Problem details: A single figure is required: the number of lines below that contain "Physiology".

Record set:
-----

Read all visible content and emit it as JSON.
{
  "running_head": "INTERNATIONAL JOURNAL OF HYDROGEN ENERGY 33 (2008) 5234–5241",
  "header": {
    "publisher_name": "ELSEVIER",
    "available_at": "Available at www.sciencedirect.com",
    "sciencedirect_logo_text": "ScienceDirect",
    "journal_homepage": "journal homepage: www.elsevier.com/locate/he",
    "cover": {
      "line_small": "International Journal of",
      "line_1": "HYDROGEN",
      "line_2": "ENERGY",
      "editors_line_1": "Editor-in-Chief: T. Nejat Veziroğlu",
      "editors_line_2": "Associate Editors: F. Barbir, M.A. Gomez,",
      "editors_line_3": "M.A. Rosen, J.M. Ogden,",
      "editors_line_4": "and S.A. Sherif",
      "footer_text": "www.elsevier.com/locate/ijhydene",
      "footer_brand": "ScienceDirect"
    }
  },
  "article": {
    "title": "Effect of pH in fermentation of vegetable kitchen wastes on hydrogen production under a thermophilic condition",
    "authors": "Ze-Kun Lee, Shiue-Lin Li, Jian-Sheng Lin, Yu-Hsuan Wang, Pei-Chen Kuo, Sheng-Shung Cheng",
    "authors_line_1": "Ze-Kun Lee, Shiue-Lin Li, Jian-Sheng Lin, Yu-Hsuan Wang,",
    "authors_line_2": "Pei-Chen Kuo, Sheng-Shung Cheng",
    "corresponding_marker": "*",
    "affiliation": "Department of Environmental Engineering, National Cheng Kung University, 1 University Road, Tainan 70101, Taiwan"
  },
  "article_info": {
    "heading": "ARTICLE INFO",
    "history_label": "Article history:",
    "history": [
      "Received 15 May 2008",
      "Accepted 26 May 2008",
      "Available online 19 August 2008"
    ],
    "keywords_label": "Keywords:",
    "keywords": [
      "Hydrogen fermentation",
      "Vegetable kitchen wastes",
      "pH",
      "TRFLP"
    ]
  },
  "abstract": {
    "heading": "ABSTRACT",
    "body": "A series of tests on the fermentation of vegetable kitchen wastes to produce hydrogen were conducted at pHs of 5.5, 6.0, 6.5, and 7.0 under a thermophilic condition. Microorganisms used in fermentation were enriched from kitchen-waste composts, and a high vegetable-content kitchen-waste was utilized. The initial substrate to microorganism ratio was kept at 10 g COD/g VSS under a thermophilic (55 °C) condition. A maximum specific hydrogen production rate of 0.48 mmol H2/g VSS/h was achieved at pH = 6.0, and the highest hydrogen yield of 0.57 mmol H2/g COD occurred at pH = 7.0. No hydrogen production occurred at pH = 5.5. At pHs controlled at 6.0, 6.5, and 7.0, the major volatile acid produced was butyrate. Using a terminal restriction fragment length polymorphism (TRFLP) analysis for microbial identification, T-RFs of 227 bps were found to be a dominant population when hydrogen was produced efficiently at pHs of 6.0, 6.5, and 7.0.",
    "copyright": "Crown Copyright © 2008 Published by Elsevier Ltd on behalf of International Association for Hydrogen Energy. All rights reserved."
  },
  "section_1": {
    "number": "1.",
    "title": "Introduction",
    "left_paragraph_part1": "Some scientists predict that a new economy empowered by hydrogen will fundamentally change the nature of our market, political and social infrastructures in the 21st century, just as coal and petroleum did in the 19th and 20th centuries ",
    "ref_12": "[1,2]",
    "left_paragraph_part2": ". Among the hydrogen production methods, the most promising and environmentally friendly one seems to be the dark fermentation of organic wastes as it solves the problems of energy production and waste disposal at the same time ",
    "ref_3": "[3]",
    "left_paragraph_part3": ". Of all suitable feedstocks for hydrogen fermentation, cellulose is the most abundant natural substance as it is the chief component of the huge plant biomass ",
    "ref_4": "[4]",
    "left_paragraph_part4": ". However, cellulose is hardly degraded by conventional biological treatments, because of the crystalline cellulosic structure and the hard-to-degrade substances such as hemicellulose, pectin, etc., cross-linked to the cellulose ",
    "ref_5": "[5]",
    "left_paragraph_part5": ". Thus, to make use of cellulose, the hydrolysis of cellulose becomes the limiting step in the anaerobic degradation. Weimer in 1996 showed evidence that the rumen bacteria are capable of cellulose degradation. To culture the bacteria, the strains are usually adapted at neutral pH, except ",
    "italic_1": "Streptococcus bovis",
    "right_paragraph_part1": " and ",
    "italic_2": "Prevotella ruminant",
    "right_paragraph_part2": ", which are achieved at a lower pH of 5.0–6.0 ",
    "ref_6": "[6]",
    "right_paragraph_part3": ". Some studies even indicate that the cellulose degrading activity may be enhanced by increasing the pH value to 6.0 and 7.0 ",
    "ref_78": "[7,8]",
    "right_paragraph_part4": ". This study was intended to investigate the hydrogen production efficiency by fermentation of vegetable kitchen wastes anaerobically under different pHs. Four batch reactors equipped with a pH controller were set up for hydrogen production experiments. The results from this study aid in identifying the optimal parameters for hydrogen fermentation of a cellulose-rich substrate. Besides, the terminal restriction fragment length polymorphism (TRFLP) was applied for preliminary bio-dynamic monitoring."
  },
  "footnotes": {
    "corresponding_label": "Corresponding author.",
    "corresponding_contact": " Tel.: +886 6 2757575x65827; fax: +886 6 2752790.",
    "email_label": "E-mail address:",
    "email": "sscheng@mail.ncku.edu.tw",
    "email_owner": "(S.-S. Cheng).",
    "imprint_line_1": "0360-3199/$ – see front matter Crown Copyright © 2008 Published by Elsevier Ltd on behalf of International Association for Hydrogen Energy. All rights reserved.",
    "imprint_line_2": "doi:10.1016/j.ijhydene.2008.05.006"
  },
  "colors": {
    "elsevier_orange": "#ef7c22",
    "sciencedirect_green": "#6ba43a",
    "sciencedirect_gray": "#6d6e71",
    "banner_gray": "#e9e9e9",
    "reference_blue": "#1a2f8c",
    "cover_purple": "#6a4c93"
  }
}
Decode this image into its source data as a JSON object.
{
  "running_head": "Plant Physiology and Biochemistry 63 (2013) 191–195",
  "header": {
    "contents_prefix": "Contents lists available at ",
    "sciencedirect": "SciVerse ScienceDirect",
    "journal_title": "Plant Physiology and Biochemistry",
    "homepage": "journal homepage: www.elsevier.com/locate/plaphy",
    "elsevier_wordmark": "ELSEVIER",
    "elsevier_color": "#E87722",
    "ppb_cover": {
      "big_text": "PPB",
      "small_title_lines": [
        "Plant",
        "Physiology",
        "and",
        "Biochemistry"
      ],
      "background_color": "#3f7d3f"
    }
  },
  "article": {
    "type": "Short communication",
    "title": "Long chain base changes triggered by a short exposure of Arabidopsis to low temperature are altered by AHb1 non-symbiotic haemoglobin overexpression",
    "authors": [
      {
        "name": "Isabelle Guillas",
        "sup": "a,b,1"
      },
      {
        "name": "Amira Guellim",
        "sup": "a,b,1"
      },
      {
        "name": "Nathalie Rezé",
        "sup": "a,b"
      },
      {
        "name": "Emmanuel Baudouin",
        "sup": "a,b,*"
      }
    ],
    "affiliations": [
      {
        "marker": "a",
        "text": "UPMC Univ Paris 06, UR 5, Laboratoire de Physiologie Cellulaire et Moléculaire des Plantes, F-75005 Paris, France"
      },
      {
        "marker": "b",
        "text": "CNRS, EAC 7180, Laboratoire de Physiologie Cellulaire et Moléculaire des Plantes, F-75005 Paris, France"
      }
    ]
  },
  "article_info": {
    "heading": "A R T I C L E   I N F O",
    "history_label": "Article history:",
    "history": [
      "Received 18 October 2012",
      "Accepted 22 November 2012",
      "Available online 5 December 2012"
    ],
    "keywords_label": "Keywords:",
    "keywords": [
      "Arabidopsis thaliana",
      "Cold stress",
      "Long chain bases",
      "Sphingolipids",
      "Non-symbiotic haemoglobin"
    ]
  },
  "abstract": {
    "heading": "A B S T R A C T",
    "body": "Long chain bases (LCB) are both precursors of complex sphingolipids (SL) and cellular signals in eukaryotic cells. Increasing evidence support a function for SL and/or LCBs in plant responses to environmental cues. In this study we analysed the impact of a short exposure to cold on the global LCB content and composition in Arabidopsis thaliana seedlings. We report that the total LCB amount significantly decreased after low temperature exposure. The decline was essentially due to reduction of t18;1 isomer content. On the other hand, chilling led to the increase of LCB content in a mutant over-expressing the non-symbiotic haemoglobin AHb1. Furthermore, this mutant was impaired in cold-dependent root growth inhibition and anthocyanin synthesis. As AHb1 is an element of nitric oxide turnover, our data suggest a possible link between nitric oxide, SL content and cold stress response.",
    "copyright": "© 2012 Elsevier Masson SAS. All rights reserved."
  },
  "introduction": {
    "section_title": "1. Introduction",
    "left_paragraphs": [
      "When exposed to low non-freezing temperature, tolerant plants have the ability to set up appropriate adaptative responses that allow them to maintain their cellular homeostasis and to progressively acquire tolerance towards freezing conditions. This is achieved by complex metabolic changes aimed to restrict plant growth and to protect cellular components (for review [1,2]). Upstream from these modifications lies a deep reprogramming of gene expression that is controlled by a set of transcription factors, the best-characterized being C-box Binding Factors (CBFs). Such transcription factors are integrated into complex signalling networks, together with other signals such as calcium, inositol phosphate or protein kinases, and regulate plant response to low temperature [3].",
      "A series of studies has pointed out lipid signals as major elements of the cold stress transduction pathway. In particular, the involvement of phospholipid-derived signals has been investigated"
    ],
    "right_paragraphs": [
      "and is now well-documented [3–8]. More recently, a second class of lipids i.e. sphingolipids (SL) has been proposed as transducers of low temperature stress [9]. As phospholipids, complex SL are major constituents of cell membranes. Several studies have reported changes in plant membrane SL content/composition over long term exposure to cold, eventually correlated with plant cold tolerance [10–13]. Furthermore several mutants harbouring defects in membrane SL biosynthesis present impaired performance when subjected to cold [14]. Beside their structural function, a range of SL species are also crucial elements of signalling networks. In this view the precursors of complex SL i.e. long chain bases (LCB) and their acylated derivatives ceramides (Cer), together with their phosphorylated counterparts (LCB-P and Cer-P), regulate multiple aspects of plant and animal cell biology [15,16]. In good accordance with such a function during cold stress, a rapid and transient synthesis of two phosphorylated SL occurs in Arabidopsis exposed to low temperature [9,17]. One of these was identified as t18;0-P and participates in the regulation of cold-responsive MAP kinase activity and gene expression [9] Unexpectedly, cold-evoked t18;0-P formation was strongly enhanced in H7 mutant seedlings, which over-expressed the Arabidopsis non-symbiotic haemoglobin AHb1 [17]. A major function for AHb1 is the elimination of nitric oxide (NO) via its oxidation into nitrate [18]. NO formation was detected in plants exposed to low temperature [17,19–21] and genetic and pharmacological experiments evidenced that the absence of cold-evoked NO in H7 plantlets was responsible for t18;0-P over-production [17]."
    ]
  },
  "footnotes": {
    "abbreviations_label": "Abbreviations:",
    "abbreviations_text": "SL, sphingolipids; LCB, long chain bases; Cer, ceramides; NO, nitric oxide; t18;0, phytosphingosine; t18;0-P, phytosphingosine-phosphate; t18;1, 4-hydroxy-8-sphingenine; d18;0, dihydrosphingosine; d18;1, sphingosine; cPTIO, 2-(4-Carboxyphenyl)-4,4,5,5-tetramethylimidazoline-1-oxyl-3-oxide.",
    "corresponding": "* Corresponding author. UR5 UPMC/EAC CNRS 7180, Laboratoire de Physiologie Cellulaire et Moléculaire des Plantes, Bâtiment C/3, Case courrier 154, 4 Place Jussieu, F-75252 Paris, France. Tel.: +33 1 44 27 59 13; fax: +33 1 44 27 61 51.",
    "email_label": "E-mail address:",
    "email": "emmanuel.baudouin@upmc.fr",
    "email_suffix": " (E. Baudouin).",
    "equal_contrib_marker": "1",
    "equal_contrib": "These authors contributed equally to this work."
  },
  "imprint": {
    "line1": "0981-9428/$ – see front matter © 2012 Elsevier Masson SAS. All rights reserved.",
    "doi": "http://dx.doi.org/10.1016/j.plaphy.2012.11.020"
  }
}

-----

Written answer: 3